### [TASK STATEMENT]
Of the lines listed below, how many contain the string "this"? Answer with the number alone.

### [GIVEN RECORDS]
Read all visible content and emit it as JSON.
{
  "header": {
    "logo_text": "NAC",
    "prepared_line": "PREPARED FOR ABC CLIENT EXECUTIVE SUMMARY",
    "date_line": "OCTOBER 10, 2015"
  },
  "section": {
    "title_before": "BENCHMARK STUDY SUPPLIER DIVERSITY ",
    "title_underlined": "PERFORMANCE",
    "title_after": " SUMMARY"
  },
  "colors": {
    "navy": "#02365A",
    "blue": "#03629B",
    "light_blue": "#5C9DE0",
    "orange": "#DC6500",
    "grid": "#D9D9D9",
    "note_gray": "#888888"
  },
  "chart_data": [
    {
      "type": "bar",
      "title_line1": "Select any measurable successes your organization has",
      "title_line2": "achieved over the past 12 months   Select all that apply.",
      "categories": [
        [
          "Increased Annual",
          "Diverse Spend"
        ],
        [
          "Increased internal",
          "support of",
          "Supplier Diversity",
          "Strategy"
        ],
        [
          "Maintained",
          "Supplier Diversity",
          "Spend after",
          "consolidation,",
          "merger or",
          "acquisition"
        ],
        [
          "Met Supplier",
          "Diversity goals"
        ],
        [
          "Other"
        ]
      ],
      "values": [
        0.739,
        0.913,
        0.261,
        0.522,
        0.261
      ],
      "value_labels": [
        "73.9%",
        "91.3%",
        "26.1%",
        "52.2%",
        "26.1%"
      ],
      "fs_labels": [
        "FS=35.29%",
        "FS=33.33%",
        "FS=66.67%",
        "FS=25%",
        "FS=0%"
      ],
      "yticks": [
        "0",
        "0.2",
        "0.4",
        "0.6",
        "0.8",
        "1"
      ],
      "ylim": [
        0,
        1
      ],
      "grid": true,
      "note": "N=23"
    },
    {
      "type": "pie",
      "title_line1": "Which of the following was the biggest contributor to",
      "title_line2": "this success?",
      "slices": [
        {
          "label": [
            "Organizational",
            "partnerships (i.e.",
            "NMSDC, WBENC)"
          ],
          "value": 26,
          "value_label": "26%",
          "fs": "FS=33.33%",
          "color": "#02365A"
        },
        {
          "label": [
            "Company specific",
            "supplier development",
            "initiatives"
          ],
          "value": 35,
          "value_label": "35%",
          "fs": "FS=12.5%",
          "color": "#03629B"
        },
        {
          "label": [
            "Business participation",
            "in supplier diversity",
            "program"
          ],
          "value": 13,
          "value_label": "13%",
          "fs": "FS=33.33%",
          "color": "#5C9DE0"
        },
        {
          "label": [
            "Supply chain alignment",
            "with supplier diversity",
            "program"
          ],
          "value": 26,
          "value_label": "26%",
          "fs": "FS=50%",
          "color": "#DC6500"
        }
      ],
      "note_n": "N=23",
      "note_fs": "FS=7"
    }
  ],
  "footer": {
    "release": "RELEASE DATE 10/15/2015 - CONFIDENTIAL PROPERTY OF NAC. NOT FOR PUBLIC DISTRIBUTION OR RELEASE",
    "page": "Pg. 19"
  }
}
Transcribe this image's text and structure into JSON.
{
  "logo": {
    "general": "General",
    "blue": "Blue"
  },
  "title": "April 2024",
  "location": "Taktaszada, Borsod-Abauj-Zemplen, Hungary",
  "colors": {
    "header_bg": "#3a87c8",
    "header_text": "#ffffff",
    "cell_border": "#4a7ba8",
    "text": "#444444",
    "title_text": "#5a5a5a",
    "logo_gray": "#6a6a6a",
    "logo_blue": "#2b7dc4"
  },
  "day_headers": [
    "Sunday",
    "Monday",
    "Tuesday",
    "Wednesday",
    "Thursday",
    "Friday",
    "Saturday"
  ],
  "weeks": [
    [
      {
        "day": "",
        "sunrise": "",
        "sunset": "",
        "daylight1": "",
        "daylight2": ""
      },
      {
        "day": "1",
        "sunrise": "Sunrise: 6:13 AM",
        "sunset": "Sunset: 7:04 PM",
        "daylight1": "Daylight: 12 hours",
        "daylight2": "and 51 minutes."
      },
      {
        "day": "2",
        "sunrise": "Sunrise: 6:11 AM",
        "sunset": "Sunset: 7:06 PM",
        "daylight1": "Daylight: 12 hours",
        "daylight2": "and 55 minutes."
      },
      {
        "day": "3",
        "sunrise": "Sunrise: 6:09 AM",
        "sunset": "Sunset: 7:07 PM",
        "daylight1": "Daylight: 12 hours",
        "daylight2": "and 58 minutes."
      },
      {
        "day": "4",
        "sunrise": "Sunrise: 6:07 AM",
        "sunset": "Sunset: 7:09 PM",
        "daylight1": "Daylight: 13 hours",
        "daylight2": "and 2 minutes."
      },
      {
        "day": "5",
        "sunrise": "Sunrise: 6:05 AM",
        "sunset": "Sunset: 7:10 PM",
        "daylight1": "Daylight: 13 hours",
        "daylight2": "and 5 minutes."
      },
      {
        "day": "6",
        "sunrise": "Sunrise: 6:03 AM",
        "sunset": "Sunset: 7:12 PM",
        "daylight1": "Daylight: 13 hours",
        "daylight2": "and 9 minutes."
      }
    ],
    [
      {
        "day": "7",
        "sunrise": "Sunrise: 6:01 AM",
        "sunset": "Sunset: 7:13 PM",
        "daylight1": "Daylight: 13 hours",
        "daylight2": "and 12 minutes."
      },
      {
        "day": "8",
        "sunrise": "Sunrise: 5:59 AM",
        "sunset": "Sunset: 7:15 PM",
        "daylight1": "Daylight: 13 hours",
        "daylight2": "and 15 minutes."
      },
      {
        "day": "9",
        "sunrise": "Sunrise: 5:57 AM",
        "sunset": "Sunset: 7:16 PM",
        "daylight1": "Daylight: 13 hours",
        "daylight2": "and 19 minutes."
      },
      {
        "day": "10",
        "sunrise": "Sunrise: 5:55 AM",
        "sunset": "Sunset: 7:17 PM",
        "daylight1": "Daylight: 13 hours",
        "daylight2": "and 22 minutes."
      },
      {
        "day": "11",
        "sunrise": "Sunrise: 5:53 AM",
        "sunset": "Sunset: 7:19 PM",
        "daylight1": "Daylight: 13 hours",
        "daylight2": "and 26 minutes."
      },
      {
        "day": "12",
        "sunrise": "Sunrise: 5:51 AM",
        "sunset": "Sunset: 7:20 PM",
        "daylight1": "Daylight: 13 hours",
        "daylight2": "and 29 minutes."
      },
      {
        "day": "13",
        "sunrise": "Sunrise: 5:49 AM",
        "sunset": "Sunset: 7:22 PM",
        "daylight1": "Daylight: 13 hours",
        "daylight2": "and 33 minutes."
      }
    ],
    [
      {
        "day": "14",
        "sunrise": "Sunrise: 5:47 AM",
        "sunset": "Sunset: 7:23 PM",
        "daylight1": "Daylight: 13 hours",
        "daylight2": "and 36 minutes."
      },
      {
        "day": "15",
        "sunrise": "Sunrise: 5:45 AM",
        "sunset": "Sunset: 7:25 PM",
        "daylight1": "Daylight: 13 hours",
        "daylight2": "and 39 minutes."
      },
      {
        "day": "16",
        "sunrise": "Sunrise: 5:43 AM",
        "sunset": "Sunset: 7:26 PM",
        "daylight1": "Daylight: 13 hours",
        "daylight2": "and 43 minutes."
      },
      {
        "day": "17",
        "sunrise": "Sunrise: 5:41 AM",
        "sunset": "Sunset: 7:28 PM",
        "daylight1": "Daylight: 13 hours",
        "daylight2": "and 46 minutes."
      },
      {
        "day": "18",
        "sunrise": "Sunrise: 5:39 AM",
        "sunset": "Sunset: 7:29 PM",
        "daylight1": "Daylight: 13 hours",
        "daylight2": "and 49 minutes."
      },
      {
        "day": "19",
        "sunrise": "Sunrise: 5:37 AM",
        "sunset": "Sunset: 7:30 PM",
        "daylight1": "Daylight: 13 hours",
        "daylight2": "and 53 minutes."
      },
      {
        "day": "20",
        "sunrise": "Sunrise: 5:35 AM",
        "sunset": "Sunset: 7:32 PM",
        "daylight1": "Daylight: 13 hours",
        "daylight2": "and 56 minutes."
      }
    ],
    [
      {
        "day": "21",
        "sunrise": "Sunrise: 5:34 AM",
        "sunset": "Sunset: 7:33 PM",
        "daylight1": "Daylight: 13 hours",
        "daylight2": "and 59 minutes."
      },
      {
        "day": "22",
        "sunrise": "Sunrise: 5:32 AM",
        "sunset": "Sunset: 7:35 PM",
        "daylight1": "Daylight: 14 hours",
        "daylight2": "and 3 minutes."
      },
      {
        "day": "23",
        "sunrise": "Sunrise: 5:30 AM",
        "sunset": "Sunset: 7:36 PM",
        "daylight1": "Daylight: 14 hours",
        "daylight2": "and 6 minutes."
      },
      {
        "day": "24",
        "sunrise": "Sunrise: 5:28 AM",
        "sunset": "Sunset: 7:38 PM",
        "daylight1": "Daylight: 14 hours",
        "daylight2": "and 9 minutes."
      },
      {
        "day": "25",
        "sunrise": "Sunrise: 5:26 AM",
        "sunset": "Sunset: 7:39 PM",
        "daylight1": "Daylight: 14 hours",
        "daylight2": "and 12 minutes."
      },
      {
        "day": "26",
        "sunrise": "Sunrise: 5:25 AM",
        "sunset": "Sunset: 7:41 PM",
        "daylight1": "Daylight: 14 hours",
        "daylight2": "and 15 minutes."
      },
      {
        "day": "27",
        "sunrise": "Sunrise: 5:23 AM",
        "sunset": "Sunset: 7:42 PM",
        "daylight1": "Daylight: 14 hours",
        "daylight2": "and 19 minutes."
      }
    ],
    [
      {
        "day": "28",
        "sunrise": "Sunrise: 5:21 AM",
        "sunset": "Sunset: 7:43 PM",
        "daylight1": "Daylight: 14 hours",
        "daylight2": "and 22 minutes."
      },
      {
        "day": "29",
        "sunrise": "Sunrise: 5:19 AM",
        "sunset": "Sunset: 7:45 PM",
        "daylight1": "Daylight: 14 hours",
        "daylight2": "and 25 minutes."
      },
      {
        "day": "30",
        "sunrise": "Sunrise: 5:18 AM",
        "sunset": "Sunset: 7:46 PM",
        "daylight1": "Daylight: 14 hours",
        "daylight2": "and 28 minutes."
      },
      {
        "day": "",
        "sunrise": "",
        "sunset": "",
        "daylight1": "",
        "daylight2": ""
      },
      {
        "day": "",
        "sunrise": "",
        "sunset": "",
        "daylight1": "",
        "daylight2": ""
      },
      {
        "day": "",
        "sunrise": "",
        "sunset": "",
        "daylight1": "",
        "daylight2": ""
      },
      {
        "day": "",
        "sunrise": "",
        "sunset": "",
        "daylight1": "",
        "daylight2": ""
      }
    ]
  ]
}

### [SOLUTION]
2